-- start --
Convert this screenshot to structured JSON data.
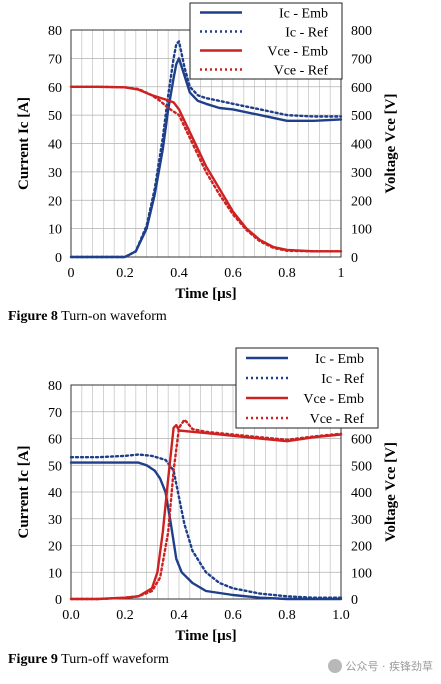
{
  "chart_data": [
    {
      "type": "line",
      "figure_label": "Figure 8",
      "caption": "Turn-on waveform",
      "xlabel": "Time [µs]",
      "ylabel": "Current Ic [A]",
      "y2label": "Voltage Vce [V]",
      "xlim": [
        0,
        1
      ],
      "ylim": [
        0,
        80
      ],
      "y2lim": [
        0,
        800
      ],
      "xticks": [
        0,
        0.2,
        0.4,
        0.6,
        0.8,
        1
      ],
      "xtick_labels": [
        "0",
        "0.2",
        "0.4",
        "0.6",
        "0.8",
        "1"
      ],
      "yticks": [
        0,
        10,
        20,
        30,
        40,
        50,
        60,
        70,
        80
      ],
      "y2ticks": [
        0,
        100,
        200,
        300,
        400,
        500,
        600,
        700,
        800
      ],
      "grid": true,
      "legend_position": "top-right",
      "series": [
        {
          "name": "Ic - Emb",
          "axis": "left",
          "color": "#1f3f8a",
          "style": "solid",
          "x": [
            0,
            0.2,
            0.24,
            0.28,
            0.31,
            0.34,
            0.36,
            0.38,
            0.39,
            0.4,
            0.42,
            0.44,
            0.47,
            0.5,
            0.55,
            0.6,
            0.7,
            0.8,
            0.9,
            1.0
          ],
          "y": [
            0,
            0,
            2,
            10,
            22,
            38,
            52,
            63,
            68,
            70,
            64,
            58,
            55,
            54,
            52.5,
            52,
            50,
            48,
            48,
            48.5
          ]
        },
        {
          "name": "Ic - Ref",
          "axis": "left",
          "color": "#1f3f8a",
          "style": "dotted",
          "x": [
            0,
            0.2,
            0.24,
            0.28,
            0.31,
            0.34,
            0.36,
            0.38,
            0.39,
            0.4,
            0.42,
            0.44,
            0.47,
            0.5,
            0.55,
            0.6,
            0.7,
            0.8,
            0.9,
            1.0
          ],
          "y": [
            0,
            0,
            2,
            11,
            24,
            42,
            57,
            70,
            75,
            76,
            67,
            60,
            57,
            56,
            55,
            54,
            52,
            50,
            49.5,
            49.5
          ]
        },
        {
          "name": "Vce - Emb",
          "axis": "right",
          "color": "#cc2222",
          "style": "solid",
          "x": [
            0,
            0.1,
            0.2,
            0.25,
            0.3,
            0.35,
            0.38,
            0.4,
            0.45,
            0.5,
            0.55,
            0.6,
            0.65,
            0.7,
            0.75,
            0.8,
            0.9,
            1.0
          ],
          "y": [
            600,
            600,
            598,
            590,
            570,
            555,
            545,
            520,
            420,
            320,
            240,
            160,
            100,
            60,
            35,
            25,
            20,
            20
          ]
        },
        {
          "name": "Vce - Ref",
          "axis": "right",
          "color": "#cc2222",
          "style": "dotted",
          "x": [
            0,
            0.1,
            0.2,
            0.25,
            0.3,
            0.33,
            0.36,
            0.4,
            0.45,
            0.5,
            0.55,
            0.6,
            0.65,
            0.7,
            0.75,
            0.8,
            0.9,
            1.0
          ],
          "y": [
            600,
            600,
            598,
            592,
            570,
            550,
            525,
            500,
            400,
            300,
            220,
            150,
            95,
            55,
            32,
            22,
            20,
            20
          ]
        }
      ]
    },
    {
      "type": "line",
      "figure_label": "Figure 9",
      "caption": "Turn-off waveform",
      "xlabel": "Time [µs]",
      "ylabel": "Current Ic [A]",
      "y2label": "Voltage Vce [V]",
      "xlim": [
        0,
        1
      ],
      "ylim": [
        0,
        80
      ],
      "y2lim": [
        0,
        800
      ],
      "xticks": [
        0,
        0.2,
        0.4,
        0.6,
        0.8,
        1
      ],
      "xtick_labels": [
        "0.0",
        "0.2",
        "0.4",
        "0.6",
        "0.8",
        "1.0"
      ],
      "yticks": [
        0,
        10,
        20,
        30,
        40,
        50,
        60,
        70,
        80
      ],
      "y2ticks": [
        0,
        100,
        200,
        300,
        400,
        500,
        600,
        700,
        800
      ],
      "grid": true,
      "legend_position": "top-right",
      "series": [
        {
          "name": "Ic - Emb",
          "axis": "left",
          "color": "#1f3f8a",
          "style": "solid",
          "x": [
            0,
            0.1,
            0.2,
            0.25,
            0.28,
            0.31,
            0.33,
            0.35,
            0.37,
            0.39,
            0.41,
            0.45,
            0.5,
            0.6,
            0.7,
            0.8,
            0.9,
            1.0
          ],
          "y": [
            51,
            51,
            51,
            51,
            50,
            48,
            45,
            40,
            28,
            15,
            10,
            6,
            3,
            1.5,
            0.5,
            0,
            0,
            0
          ]
        },
        {
          "name": "Ic - Ref",
          "axis": "left",
          "color": "#1f3f8a",
          "style": "dotted",
          "x": [
            0,
            0.1,
            0.2,
            0.25,
            0.3,
            0.35,
            0.38,
            0.4,
            0.42,
            0.45,
            0.5,
            0.55,
            0.6,
            0.7,
            0.8,
            0.9,
            1.0
          ],
          "y": [
            53,
            53,
            53.5,
            54,
            53.5,
            52,
            48,
            38,
            28,
            18,
            10,
            6,
            4,
            2,
            1,
            0.5,
            0.5
          ]
        },
        {
          "name": "Vce - Emb",
          "axis": "right",
          "color": "#cc2222",
          "style": "solid",
          "x": [
            0,
            0.1,
            0.2,
            0.25,
            0.3,
            0.32,
            0.34,
            0.36,
            0.38,
            0.39,
            0.4,
            0.45,
            0.5,
            0.6,
            0.7,
            0.8,
            0.9,
            1.0
          ],
          "y": [
            0,
            0,
            5,
            10,
            40,
            100,
            250,
            450,
            640,
            650,
            630,
            625,
            620,
            610,
            600,
            590,
            605,
            615
          ]
        },
        {
          "name": "Vce - Ref",
          "axis": "right",
          "color": "#cc2222",
          "style": "dotted",
          "x": [
            0,
            0.1,
            0.2,
            0.25,
            0.3,
            0.33,
            0.36,
            0.38,
            0.4,
            0.42,
            0.43,
            0.45,
            0.5,
            0.6,
            0.7,
            0.8,
            0.9,
            1.0
          ],
          "y": [
            0,
            0,
            5,
            10,
            30,
            80,
            250,
            480,
            640,
            670,
            660,
            635,
            625,
            615,
            605,
            595,
            608,
            618
          ]
        }
      ]
    }
  ],
  "watermark": {
    "text": "公众号 · 疾锋劲草"
  }
}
-- end --
→ Exercise brief
Apart from the pictures, the entries above are to be repeated in full and exactly.

→ Result
Convert this screenshot to structured JSON data.
{
  "chart_data": [
    {
      "type": "line",
      "figure_label": "Figure 8",
      "caption": "Turn-on waveform",
      "xlabel": "Time [µs]",
      "ylabel": "Current Ic [A]",
      "y2label": "Voltage Vce [V]",
      "xlim": [
        0,
        1
      ],
      "ylim": [
        0,
        80
      ],
      "y2lim": [
        0,
        800
      ],
      "xticks": [
        0,
        0.2,
        0.4,
        0.6,
        0.8,
        1
      ],
      "xtick_labels": [
        "0",
        "0.2",
        "0.4",
        "0.6",
        "0.8",
        "1"
      ],
      "yticks": [
        0,
        10,
        20,
        30,
        40,
        50,
        60,
        70,
        80
      ],
      "y2ticks": [
        0,
        100,
        200,
        300,
        400,
        500,
        600,
        700,
        800
      ],
      "grid": true,
      "legend_position": "top-right",
      "series": [
        {
          "name": "Ic - Emb",
          "axis": "left",
          "color": "#1f3f8a",
          "style": "solid",
          "x": [
            0,
            0.2,
            0.24,
            0.28,
            0.31,
            0.34,
            0.36,
            0.38,
            0.39,
            0.4,
            0.42,
            0.44,
            0.47,
            0.5,
            0.55,
            0.6,
            0.7,
            0.8,
            0.9,
            1.0
          ],
          "y": [
            0,
            0,
            2,
            10,
            22,
            38,
            52,
            63,
            68,
            70,
            64,
            58,
            55,
            54,
            52.5,
            52,
            50,
            48,
            48,
            48.5
          ]
        },
        {
          "name": "Ic - Ref",
          "axis": "left",
          "color": "#1f3f8a",
          "style": "dotted",
          "x": [
            0,
            0.2,
            0.24,
            0.28,
            0.31,
            0.34,
            0.36,
            0.38,
            0.39,
            0.4,
            0.42,
            0.44,
            0.47,
            0.5,
            0.55,
            0.6,
            0.7,
            0.8,
            0.9,
            1.0
          ],
          "y": [
            0,
            0,
            2,
            11,
            24,
            42,
            57,
            70,
            75,
            76,
            67,
            60,
            57,
            56,
            55,
            54,
            52,
            50,
            49.5,
            49.5
          ]
        },
        {
          "name": "Vce - Emb",
          "axis": "right",
          "color": "#cc2222",
          "style": "solid",
          "x": [
            0,
            0.1,
            0.2,
            0.25,
            0.3,
            0.35,
            0.38,
            0.4,
            0.45,
            0.5,
            0.55,
            0.6,
            0.65,
            0.7,
            0.75,
            0.8,
            0.9,
            1.0
          ],
          "y": [
            600,
            600,
            598,
            590,
            570,
            555,
            545,
            520,
            420,
            320,
            240,
            160,
            100,
            60,
            35,
            25,
            20,
            20
          ]
        },
        {
          "name": "Vce - Ref",
          "axis": "right",
          "color": "#cc2222",
          "style": "dotted",
          "x": [
            0,
            0.1,
            0.2,
            0.25,
            0.3,
            0.33,
            0.36,
            0.4,
            0.45,
            0.5,
            0.55,
            0.6,
            0.65,
            0.7,
            0.75,
            0.8,
            0.9,
            1.0
          ],
          "y": [
            600,
            600,
            598,
            592,
            570,
            550,
            525,
            500,
            400,
            300,
            220,
            150,
            95,
            55,
            32,
            22,
            20,
            20
          ]
        }
      ]
    },
    {
      "type": "line",
      "figure_label": "Figure 9",
      "caption": "Turn-off waveform",
      "xlabel": "Time [µs]",
      "ylabel": "Current Ic [A]",
      "y2label": "Voltage Vce [V]",
      "xlim": [
        0,
        1
      ],
      "ylim": [
        0,
        80
      ],
      "y2lim": [
        0,
        800
      ],
      "xticks": [
        0,
        0.2,
        0.4,
        0.6,
        0.8,
        1
      ],
      "xtick_labels": [
        "0.0",
        "0.2",
        "0.4",
        "0.6",
        "0.8",
        "1.0"
      ],
      "yticks": [
        0,
        10,
        20,
        30,
        40,
        50,
        60,
        70,
        80
      ],
      "y2ticks": [
        0,
        100,
        200,
        300,
        400,
        500,
        600,
        700,
        800
      ],
      "grid": true,
      "legend_position": "top-right",
      "series": [
        {
          "name": "Ic - Emb",
          "axis": "left",
          "color": "#1f3f8a",
          "style": "solid",
          "x": [
            0,
            0.1,
            0.2,
            0.25,
            0.28,
            0.31,
            0.33,
            0.35,
            0.37,
            0.39,
            0.41,
            0.45,
            0.5,
            0.6,
            0.7,
            0.8,
            0.9,
            1.0
          ],
          "y": [
            51,
            51,
            51,
            51,
            50,
            48,
            45,
            40,
            28,
            15,
            10,
            6,
            3,
            1.5,
            0.5,
            0,
            0,
            0
          ]
        },
        {
          "name": "Ic - Ref",
          "axis": "left",
          "color": "#1f3f8a",
          "style": "dotted",
          "x": [
            0,
            0.1,
            0.2,
            0.25,
            0.3,
            0.35,
            0.38,
            0.4,
            0.42,
            0.45,
            0.5,
            0.55,
            0.6,
            0.7,
            0.8,
            0.9,
            1.0
          ],
          "y": [
            53,
            53,
            53.5,
            54,
            53.5,
            52,
            48,
            38,
            28,
            18,
            10,
            6,
            4,
            2,
            1,
            0.5,
            0.5
          ]
        },
        {
          "name": "Vce - Emb",
          "axis": "right",
          "color": "#cc2222",
          "style": "solid",
          "x": [
            0,
            0.1,
            0.2,
            0.25,
            0.3,
            0.32,
            0.34,
            0.36,
            0.38,
            0.39,
            0.4,
            0.45,
            0.5,
            0.6,
            0.7,
            0.8,
            0.9,
            1.0
          ],
          "y": [
            0,
            0,
            5,
            10,
            40,
            100,
            250,
            450,
            640,
            650,
            630,
            625,
            620,
            610,
            600,
            590,
            605,
            615
          ]
        },
        {
          "name": "Vce - Ref",
          "axis": "right",
          "color": "#cc2222",
          "style": "dotted",
          "x": [
            0,
            0.1,
            0.2,
            0.25,
            0.3,
            0.33,
            0.36,
            0.38,
            0.4,
            0.42,
            0.43,
            0.45,
            0.5,
            0.6,
            0.7,
            0.8,
            0.9,
            1.0
          ],
          "y": [
            0,
            0,
            5,
            10,
            30,
            80,
            250,
            480,
            640,
            670,
            660,
            635,
            625,
            615,
            605,
            595,
            608,
            618
          ]
        }
      ]
    }
  ],
  "watermark": {
    "text": "公众号 · 疾锋劲草"
  }
}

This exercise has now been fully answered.